### Task description
Check each line of the listing, and copy it if it contains the word "color".

### Source material

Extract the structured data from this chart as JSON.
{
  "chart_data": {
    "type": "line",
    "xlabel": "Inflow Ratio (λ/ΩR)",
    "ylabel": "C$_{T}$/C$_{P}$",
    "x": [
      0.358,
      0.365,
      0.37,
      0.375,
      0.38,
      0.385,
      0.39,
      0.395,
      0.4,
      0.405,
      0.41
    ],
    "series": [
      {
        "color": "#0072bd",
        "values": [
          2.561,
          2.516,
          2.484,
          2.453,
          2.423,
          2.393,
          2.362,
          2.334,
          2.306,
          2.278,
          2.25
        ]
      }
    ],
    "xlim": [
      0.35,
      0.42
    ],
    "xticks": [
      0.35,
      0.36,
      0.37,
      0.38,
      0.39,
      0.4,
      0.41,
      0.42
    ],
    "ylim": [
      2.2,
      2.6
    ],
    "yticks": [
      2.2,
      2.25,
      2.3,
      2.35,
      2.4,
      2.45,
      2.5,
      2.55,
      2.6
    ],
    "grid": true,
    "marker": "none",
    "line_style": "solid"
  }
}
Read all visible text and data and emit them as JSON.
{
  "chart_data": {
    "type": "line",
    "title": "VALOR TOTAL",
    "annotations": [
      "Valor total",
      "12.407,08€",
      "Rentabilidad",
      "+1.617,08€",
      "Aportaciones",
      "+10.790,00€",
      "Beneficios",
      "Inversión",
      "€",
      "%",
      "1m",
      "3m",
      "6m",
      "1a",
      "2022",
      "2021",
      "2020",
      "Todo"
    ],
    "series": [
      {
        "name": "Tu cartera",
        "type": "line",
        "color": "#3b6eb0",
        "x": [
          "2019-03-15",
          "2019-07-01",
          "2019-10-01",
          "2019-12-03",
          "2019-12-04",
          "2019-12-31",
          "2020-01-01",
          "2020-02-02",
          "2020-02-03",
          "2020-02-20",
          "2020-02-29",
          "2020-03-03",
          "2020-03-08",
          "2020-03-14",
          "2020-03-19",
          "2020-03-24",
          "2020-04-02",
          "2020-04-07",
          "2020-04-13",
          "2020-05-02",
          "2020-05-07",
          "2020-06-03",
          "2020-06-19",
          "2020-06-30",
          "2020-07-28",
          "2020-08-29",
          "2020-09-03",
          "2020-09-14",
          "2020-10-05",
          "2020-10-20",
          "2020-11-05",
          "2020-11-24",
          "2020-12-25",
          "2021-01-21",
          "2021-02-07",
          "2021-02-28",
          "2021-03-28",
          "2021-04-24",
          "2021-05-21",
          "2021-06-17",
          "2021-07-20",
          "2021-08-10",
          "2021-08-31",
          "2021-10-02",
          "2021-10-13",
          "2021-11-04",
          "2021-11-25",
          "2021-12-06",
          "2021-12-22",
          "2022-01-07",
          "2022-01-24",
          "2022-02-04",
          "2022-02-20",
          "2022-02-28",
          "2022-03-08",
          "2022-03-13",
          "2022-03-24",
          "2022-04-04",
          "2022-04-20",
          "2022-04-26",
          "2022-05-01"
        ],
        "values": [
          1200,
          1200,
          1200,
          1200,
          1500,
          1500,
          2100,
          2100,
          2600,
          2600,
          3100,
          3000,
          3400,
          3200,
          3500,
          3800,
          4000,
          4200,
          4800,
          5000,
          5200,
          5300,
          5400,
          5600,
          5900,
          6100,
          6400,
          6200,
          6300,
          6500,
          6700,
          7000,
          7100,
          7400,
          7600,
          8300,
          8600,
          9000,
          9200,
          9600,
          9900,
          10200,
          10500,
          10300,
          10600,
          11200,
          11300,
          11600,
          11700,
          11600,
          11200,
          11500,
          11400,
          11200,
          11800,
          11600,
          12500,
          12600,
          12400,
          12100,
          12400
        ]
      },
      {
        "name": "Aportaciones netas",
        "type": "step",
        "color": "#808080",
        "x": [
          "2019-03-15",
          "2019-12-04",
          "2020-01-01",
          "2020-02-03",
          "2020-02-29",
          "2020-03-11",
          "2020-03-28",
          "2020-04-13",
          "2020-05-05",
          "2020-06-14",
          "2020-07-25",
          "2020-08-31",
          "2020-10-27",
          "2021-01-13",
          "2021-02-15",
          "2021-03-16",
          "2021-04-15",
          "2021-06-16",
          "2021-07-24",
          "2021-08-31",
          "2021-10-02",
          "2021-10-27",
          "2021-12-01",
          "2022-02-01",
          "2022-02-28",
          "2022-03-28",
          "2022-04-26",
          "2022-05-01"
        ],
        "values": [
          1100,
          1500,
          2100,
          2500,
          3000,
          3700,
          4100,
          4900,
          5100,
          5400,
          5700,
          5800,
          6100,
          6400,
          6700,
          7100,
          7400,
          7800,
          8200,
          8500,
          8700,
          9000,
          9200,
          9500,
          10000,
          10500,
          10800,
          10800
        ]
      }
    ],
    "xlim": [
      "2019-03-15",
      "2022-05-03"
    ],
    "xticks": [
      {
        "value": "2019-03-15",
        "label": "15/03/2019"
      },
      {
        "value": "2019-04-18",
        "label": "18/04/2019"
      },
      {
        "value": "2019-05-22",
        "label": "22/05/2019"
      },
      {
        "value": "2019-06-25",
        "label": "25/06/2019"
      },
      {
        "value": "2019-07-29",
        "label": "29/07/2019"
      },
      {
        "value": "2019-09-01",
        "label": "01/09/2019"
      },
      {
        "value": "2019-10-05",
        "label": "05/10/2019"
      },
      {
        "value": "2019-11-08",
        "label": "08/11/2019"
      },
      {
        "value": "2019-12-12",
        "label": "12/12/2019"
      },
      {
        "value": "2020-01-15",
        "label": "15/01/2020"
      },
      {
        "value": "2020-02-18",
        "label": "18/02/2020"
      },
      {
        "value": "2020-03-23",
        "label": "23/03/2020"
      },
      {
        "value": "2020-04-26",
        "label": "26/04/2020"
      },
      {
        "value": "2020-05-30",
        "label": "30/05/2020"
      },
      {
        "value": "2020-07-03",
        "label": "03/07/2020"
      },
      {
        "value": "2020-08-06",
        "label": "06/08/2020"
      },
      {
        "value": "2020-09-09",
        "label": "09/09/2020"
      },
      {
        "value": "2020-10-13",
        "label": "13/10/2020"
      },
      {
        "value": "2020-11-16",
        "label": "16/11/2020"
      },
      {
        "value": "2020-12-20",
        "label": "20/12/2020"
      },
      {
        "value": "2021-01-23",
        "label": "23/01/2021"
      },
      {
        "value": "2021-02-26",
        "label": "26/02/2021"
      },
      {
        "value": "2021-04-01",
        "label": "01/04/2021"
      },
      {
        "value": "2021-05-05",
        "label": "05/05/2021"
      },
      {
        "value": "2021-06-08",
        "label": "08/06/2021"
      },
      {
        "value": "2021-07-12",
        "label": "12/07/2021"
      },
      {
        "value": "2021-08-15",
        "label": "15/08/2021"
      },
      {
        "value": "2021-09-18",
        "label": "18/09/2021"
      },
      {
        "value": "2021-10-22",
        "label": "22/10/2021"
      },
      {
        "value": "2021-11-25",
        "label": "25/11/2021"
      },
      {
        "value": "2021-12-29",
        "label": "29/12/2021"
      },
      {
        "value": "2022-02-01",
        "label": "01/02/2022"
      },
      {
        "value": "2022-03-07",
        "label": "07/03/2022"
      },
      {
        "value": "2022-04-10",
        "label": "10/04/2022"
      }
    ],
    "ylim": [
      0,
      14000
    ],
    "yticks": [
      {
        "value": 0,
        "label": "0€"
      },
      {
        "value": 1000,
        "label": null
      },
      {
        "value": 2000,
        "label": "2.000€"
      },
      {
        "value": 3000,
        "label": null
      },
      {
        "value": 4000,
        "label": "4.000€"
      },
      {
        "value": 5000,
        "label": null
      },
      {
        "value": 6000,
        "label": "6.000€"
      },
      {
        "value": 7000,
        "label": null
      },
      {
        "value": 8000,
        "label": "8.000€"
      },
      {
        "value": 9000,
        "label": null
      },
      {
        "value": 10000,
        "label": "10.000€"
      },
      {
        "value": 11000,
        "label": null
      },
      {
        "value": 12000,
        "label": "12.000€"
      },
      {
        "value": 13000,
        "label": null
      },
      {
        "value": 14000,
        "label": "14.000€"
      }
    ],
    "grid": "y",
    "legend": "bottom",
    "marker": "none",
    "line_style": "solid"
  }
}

### Final result
        "color": "#0072bd",
        "color": "#3b6eb0",
        "color": "#808080",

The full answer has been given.